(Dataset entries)
====
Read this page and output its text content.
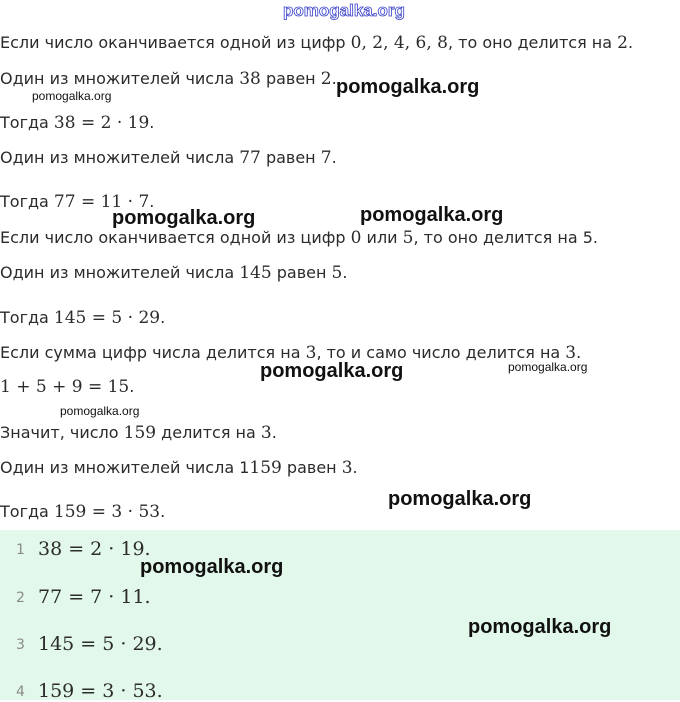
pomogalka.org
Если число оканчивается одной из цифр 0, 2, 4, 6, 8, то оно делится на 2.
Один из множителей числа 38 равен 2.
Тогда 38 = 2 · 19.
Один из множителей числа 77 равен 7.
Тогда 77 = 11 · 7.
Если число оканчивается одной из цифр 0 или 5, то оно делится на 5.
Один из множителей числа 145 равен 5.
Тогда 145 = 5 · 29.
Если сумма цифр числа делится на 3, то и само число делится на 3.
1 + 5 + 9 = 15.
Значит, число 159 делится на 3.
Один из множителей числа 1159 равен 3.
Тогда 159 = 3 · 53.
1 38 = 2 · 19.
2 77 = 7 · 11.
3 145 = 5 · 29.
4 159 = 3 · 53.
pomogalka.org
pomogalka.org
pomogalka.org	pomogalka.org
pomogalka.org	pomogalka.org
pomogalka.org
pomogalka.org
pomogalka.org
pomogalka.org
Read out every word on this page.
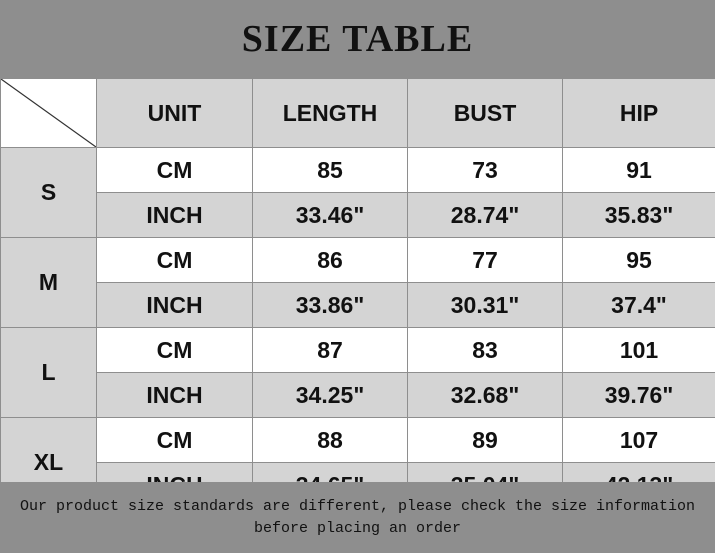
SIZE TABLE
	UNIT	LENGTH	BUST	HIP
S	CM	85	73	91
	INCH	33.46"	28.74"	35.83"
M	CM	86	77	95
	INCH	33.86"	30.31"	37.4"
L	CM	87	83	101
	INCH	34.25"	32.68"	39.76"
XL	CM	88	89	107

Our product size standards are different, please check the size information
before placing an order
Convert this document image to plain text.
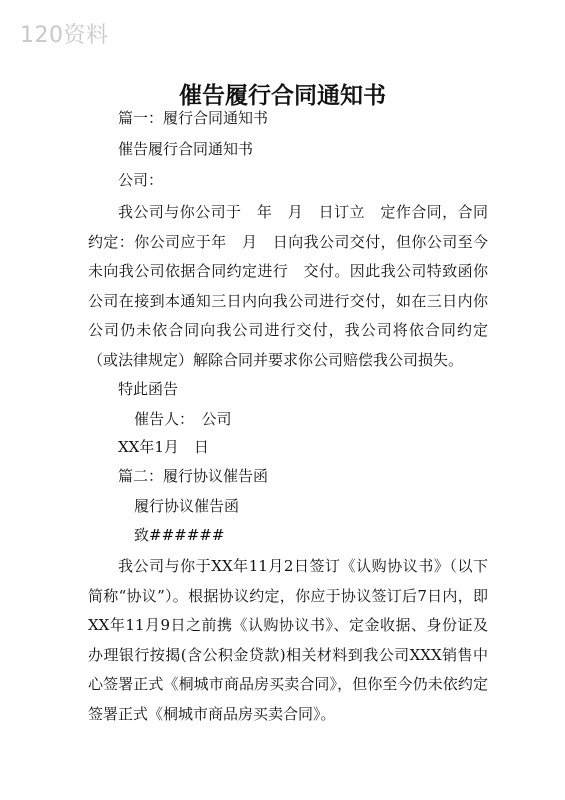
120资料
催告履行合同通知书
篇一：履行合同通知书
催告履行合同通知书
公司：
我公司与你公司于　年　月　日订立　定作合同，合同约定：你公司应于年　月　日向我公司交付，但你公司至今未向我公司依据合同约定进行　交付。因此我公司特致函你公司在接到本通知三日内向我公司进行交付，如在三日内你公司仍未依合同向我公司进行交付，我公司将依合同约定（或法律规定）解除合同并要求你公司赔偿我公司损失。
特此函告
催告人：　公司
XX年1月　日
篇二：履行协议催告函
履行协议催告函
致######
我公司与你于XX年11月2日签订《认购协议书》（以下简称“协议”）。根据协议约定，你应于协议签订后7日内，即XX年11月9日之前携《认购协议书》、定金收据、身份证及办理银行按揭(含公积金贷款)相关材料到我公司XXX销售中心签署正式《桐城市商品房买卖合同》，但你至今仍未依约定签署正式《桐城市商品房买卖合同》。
====
#### What needs to be done:
Transcribe every entry word for word, but skip the pictures.

#### Task answer:
Read this page and output its text content.
pomogalka.org
Если число оканчивается одной из цифр 0, 2, 4, 6, 8, то оно делится на 2.
Один из множителей числа 38 равен 2.
Тогда 38 = 2 · 19.
Один из множителей числа 77 равен 7.
Тогда 77 = 11 · 7.
Если число оканчивается одной из цифр 0 или 5, то оно делится на 5.
Один из множителей числа 145 равен 5.
Тогда 145 = 5 · 29.
Если сумма цифр числа делится на 3, то и само число делится на 3.
1 + 5 + 9 = 15.
Значит, число 159 делится на 3.
Один из множителей числа 1159 равен 3.
Тогда 159 = 3 · 53.
1 38 = 2 · 19.
2 77 = 7 · 11.
3 145 = 5 · 29.
4 159 = 3 · 53.
pomogalka.org
pomogalka.org
pomogalka.org	pomogalka.org
pomogalka.org	pomogalka.org
pomogalka.org
pomogalka.org
pomogalka.org
pomogalka.org
Read out every word on this page.
SIZE TABLE
	UNIT	LENGTH	BUST	HIP
S	CM	85	73	91
	INCH	33.46"	28.74"	35.83"
M	CM	86	77	95
	INCH	33.86"	30.31"	37.4"
L	CM	87	83	101
	INCH	34.25"	32.68"	39.76"
XL	CM	88	89	107

Our product size standards are different, please check the size information
before placing an order
Convert this document image to plain text.
120资料
催告履行合同通知书
篇一：履行合同通知书
催告履行合同通知书
公司：
我公司与你公司于　年　月　日订立　定作合同，合同约定：你公司应于年　月　日向我公司交付，但你公司至今未向我公司依据合同约定进行　交付。因此我公司特致函你公司在接到本通知三日内向我公司进行交付，如在三日内你公司仍未依合同向我公司进行交付，我公司将依合同约定（或法律规定）解除合同并要求你公司赔偿我公司损失。
特此函告
催告人：　公司
XX年1月　日
篇二：履行协议催告函
履行协议催告函
致######
我公司与你于XX年11月2日签订《认购协议书》（以下简称“协议”）。根据协议约定，你应于协议签订后7日内，即XX年11月9日之前携《认购协议书》、定金收据、身份证及办理银行按揭(含公积金贷款)相关材料到我公司XXX销售中心签署正式《桐城市商品房买卖合同》，但你至今仍未依约定签署正式《桐城市商品房买卖合同》。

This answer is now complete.